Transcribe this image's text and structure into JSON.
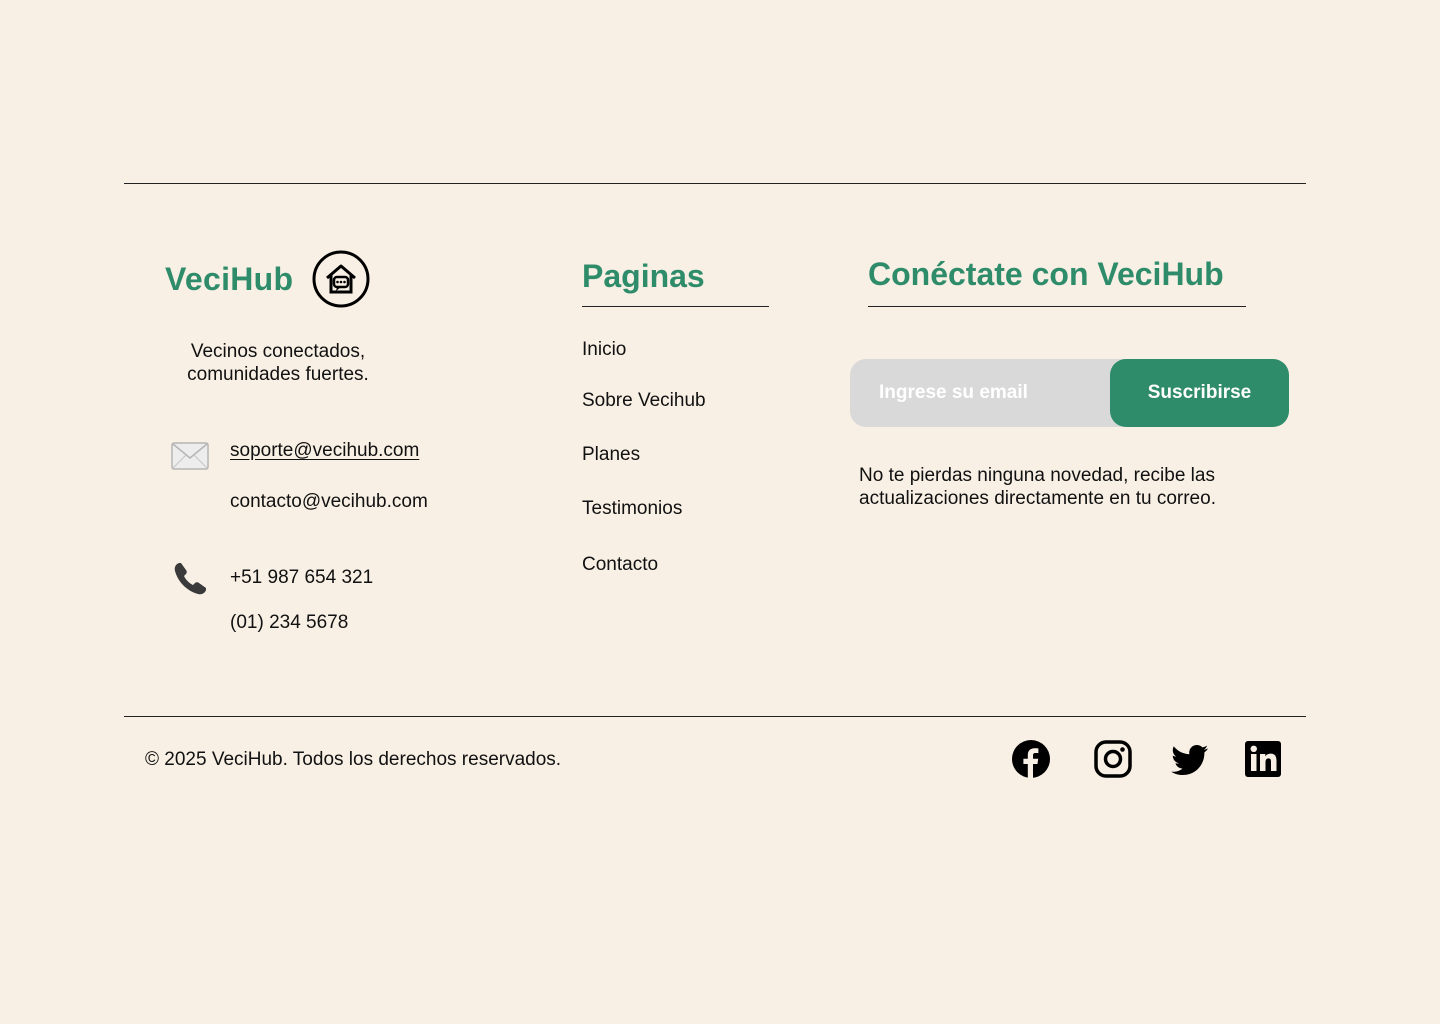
{
  "brand": {
    "name": "VeciHub",
    "logo_icon": "house-chat-icon",
    "tagline": "Vecinos conectados, comunidades fuertes."
  },
  "contact": {
    "email_icon": "envelope-icon",
    "emails": [
      "soporte@vecihub.com",
      "contacto@vecihub.com"
    ],
    "phone_icon": "phone-icon",
    "phones": [
      "+51 987 654 321",
      "(01) 234 5678"
    ]
  },
  "pages": {
    "title": "Paginas",
    "links": [
      "Inicio",
      "Sobre Vecihub",
      "Planes",
      "Testimonios",
      "Contacto"
    ]
  },
  "connect": {
    "title": "Conéctate con VeciHub",
    "email_placeholder": "Ingrese su email",
    "email_value": "",
    "subscribe_label": "Suscribirse",
    "description": "No te pierdas ninguna novedad, recibe las actualizaciones directamente en tu correo."
  },
  "footer": {
    "copyright": "© 2025 VeciHub. Todos los derechos reservados.",
    "social": [
      "facebook-icon",
      "instagram-icon",
      "twitter-icon",
      "linkedin-icon"
    ]
  },
  "colors": {
    "background": "#F8F0E5",
    "accent": "#2F8C6A",
    "input": "#D9D9D9",
    "text": "#111111"
  }
}
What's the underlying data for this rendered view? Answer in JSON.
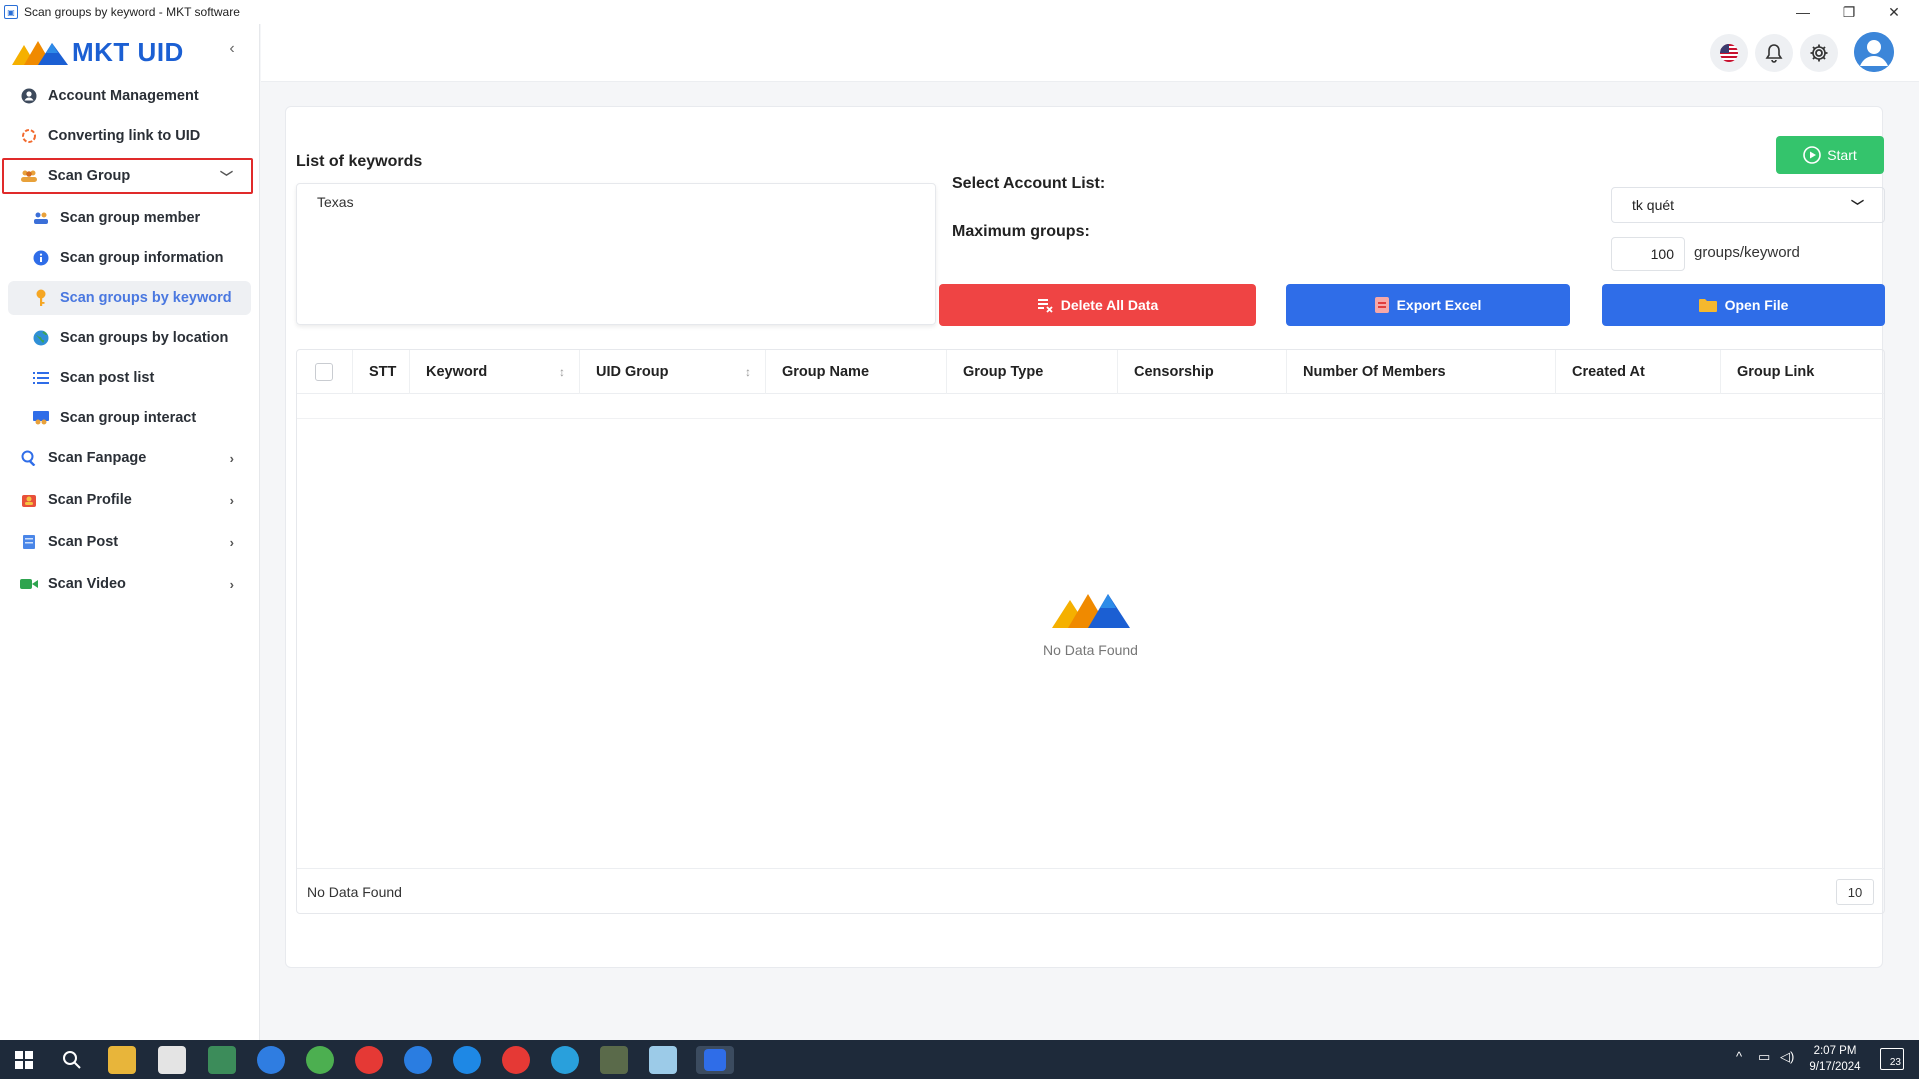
{
  "window": {
    "title": "Scan groups by keyword - MKT software"
  },
  "brand": {
    "name": "MKT UID",
    "accent": "#1b5fd3"
  },
  "sidebar": {
    "items": [
      {
        "label": "Account Management",
        "icon": "user-circle-icon"
      },
      {
        "label": "Converting link to UID",
        "icon": "refresh-icon"
      },
      {
        "label": "Scan Group",
        "icon": "group-icon"
      },
      {
        "label": "Scan Fanpage",
        "icon": "magnifier-icon"
      },
      {
        "label": "Scan Profile",
        "icon": "profile-icon"
      },
      {
        "label": "Scan Post",
        "icon": "post-icon"
      },
      {
        "label": "Scan Video",
        "icon": "video-camera-icon"
      }
    ],
    "subitems": [
      {
        "label": "Scan group member",
        "icon": "members-icon"
      },
      {
        "label": "Scan group information",
        "icon": "info-icon"
      },
      {
        "label": "Scan groups by keyword",
        "icon": "key-icon",
        "active": true
      },
      {
        "label": "Scan groups by location",
        "icon": "globe-icon"
      },
      {
        "label": "Scan post list",
        "icon": "list-icon"
      },
      {
        "label": "Scan group interact",
        "icon": "interact-icon"
      }
    ]
  },
  "form": {
    "keywords_title": "List of keywords",
    "keywords_value": "Texas",
    "start_label": "Start",
    "select_account_label": "Select Account List:",
    "account_value": "tk quét",
    "max_groups_label": "Maximum groups:",
    "max_groups_value": "100",
    "max_groups_unit": "groups/keyword",
    "delete_label": "Delete All Data",
    "export_label": "Export Excel",
    "open_label": "Open File",
    "colors": {
      "start": "#34c46c",
      "delete": "#ef4444",
      "export": "#2f6de8",
      "open": "#2f6de8"
    }
  },
  "table": {
    "columns": [
      "STT",
      "Keyword",
      "UID Group",
      "Group Name",
      "Group Type",
      "Censorship",
      "Number Of Members",
      "Created At",
      "Group Link"
    ],
    "empty_message": "No Data Found",
    "footer_text": "No Data Found",
    "page_size": "10"
  },
  "taskbar": {
    "time": "2:07 PM",
    "date": "9/17/2024",
    "notifications": "23"
  }
}
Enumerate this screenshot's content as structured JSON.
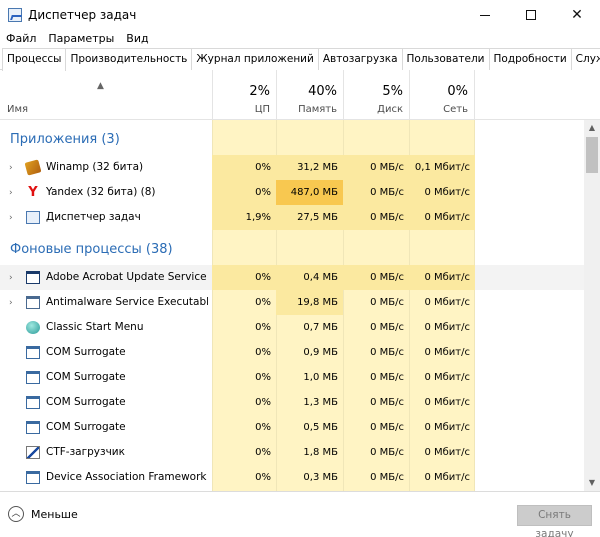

====================

Problem to solve — Among the lines of the listing, how many hold the string "this"? Respond with only the number.

Answer to the problem — 3